(Records from a dataset)
__________

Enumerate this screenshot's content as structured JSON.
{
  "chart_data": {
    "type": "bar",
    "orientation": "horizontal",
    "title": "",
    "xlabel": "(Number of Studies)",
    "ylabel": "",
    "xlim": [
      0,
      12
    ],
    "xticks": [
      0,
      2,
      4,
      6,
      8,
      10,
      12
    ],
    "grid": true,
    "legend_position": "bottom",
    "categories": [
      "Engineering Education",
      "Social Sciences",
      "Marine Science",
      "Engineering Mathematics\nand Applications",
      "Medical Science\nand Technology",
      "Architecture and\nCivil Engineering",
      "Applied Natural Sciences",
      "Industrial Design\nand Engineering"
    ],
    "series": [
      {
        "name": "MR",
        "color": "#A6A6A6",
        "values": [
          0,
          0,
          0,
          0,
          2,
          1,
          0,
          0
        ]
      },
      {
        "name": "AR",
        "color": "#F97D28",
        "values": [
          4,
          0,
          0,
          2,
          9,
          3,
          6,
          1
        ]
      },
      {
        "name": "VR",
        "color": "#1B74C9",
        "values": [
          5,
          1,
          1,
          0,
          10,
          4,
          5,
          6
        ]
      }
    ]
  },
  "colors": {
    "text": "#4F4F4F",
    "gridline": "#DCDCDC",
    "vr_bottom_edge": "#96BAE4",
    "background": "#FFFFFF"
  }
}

__________

■ **EXERCISE DIRECTIONS**:
Extract the data exactly as given.

■ **SOLUTION FOR THIS EXERCISE**:
Enumerate this screenshot's content as structured JSON.
{
  "chart_data": {
    "type": "bar",
    "orientation": "horizontal",
    "title": "",
    "xlabel": "(Number of Studies)",
    "ylabel": "",
    "xlim": [
      0,
      12
    ],
    "xticks": [
      0,
      2,
      4,
      6,
      8,
      10,
      12
    ],
    "grid": true,
    "legend_position": "bottom",
    "categories": [
      "Engineering Education",
      "Social Sciences",
      "Marine Science",
      "Engineering Mathematics\nand Applications",
      "Medical Science\nand Technology",
      "Architecture and\nCivil Engineering",
      "Applied Natural Sciences",
      "Industrial Design\nand Engineering"
    ],
    "series": [
      {
        "name": "MR",
        "color": "#A6A6A6",
        "values": [
          0,
          0,
          0,
          0,
          2,
          1,
          0,
          0
        ]
      },
      {
        "name": "AR",
        "color": "#F97D28",
        "values": [
          4,
          0,
          0,
          2,
          9,
          3,
          6,
          1
        ]
      },
      {
        "name": "VR",
        "color": "#1B74C9",
        "values": [
          5,
          1,
          1,
          0,
          10,
          4,
          5,
          6
        ]
      }
    ]
  },
  "colors": {
    "text": "#4F4F4F",
    "gridline": "#DCDCDC",
    "vr_bottom_edge": "#96BAE4",
    "background": "#FFFFFF"
  }
}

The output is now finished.